Exercise material:
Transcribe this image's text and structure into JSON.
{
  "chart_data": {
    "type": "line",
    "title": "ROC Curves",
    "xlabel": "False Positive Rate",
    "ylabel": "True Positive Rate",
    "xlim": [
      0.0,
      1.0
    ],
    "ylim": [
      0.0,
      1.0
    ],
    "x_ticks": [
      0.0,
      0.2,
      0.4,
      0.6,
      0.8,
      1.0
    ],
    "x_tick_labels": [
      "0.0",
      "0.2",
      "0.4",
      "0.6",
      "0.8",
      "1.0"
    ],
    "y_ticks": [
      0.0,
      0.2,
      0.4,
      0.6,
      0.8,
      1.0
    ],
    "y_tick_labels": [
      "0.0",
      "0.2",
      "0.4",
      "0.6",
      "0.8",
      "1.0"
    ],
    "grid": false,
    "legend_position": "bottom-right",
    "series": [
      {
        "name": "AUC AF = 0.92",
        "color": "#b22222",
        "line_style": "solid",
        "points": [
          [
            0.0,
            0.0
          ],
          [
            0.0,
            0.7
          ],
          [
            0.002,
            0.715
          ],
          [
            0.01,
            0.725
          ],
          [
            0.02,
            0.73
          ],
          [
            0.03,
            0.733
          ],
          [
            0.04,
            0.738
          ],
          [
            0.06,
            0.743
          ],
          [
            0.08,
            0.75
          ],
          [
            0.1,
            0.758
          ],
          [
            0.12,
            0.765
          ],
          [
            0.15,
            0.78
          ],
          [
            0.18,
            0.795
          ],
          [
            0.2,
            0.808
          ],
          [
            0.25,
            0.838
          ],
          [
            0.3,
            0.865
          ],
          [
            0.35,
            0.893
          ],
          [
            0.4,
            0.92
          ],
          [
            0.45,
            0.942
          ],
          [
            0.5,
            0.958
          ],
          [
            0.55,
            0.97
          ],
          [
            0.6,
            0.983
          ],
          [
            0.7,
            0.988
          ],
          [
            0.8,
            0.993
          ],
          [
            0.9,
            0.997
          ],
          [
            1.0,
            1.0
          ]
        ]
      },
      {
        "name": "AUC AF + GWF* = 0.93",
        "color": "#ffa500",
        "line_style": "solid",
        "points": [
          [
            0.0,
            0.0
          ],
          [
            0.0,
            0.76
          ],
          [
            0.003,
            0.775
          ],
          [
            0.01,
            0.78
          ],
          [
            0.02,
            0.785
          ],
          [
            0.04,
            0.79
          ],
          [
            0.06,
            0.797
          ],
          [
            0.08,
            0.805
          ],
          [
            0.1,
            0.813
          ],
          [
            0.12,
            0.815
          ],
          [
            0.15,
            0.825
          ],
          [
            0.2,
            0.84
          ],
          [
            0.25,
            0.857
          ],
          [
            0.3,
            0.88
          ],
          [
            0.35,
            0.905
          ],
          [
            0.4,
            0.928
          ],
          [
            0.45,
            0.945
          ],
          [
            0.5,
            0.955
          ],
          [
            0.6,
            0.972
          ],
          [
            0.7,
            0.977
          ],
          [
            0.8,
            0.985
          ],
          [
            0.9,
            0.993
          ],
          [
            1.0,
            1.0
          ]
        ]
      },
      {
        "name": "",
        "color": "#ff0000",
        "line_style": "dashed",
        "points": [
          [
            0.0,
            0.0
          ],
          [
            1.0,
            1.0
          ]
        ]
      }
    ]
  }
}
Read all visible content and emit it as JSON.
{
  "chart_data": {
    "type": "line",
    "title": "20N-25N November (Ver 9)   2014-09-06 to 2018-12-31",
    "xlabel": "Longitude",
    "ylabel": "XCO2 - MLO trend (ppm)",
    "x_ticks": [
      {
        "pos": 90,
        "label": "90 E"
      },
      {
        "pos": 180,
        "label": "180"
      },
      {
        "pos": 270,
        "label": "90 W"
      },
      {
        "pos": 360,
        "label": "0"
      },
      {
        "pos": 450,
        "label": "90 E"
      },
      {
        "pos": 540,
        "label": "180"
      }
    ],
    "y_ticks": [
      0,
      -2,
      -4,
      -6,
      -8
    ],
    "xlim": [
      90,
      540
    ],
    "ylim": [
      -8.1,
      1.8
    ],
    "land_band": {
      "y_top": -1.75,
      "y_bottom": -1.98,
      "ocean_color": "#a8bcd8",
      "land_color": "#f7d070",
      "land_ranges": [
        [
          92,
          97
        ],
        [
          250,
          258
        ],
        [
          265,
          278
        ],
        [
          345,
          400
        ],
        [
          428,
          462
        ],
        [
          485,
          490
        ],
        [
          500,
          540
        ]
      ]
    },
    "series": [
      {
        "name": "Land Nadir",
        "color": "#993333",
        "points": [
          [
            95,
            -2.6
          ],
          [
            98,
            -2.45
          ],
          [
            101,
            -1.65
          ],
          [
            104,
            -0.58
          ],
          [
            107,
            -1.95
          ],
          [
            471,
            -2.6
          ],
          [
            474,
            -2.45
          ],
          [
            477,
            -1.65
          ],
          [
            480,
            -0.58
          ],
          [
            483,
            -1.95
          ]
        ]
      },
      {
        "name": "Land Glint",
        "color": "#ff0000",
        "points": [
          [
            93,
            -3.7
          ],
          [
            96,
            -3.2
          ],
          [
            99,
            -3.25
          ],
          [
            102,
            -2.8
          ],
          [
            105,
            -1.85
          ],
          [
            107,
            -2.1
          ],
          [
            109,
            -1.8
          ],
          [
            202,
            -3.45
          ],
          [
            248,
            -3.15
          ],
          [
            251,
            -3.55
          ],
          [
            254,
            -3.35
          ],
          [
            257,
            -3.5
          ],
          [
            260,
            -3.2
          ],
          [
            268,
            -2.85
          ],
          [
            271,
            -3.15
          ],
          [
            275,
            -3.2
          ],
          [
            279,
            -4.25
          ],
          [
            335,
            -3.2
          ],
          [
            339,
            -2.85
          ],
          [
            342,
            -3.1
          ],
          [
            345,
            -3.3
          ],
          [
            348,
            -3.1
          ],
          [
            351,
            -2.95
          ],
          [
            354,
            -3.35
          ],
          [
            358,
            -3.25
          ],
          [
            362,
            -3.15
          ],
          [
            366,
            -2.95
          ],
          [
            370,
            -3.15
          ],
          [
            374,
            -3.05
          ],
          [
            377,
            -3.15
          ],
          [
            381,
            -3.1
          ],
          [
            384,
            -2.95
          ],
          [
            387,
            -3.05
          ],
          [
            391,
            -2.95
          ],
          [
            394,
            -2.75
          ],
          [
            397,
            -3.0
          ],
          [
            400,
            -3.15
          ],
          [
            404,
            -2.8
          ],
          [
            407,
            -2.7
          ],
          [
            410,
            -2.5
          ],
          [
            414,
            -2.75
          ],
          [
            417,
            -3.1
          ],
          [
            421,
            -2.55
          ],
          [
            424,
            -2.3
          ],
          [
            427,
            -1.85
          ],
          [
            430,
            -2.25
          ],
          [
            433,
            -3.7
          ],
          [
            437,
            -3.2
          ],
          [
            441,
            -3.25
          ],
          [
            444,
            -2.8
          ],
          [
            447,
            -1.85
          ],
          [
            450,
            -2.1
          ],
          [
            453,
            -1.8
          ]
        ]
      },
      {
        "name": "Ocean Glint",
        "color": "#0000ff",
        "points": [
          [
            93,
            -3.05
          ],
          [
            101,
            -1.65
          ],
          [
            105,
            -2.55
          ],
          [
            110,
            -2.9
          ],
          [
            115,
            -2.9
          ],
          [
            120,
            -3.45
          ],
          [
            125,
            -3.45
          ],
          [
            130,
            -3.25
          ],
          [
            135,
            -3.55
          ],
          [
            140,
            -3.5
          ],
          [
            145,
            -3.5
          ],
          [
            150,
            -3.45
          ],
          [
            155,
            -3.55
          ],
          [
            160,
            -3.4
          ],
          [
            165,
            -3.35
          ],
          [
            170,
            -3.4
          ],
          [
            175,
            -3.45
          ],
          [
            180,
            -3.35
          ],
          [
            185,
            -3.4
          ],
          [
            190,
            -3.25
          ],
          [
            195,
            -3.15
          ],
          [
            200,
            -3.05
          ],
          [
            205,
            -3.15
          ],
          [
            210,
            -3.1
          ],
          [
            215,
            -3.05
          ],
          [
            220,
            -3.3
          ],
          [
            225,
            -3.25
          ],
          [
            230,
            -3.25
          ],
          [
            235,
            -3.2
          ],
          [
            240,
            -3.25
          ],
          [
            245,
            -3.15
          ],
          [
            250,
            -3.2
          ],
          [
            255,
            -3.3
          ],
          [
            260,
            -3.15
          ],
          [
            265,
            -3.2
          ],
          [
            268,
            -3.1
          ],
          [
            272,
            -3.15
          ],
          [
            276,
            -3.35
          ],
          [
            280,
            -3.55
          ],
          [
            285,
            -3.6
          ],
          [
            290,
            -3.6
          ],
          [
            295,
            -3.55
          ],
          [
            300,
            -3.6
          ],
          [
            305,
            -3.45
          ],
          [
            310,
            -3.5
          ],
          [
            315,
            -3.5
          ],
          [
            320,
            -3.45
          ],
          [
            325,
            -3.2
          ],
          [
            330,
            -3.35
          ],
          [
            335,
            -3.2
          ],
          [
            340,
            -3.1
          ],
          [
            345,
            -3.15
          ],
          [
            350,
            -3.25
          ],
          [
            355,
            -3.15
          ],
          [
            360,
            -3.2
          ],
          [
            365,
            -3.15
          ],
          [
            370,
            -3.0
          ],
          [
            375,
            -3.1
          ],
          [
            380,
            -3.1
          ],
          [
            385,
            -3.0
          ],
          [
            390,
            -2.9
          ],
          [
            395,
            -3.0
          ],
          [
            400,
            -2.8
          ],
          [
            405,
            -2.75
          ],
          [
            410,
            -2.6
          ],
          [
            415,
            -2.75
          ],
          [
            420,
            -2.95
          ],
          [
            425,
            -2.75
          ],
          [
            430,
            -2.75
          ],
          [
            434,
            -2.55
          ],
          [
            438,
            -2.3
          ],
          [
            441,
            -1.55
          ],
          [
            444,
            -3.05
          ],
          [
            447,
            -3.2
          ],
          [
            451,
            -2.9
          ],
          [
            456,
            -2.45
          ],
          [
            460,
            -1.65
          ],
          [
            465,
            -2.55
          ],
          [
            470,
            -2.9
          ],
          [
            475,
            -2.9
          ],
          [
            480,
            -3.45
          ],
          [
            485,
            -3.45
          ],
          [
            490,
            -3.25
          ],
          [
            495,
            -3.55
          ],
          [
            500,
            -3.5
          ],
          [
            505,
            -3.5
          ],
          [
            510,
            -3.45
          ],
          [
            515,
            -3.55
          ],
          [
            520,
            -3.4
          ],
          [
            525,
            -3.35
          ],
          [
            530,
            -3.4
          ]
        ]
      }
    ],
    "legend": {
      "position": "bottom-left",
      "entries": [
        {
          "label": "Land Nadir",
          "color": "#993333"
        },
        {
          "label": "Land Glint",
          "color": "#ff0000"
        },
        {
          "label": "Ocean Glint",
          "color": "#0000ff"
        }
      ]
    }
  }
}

Aim of the exercise:
Extract every line from the records above that contains the word "Glint".

Expected answer:
        "name": "Land Glint",
        "name": "Ocean Glint",
          "label": "Land Glint",
          "label": "Ocean Glint",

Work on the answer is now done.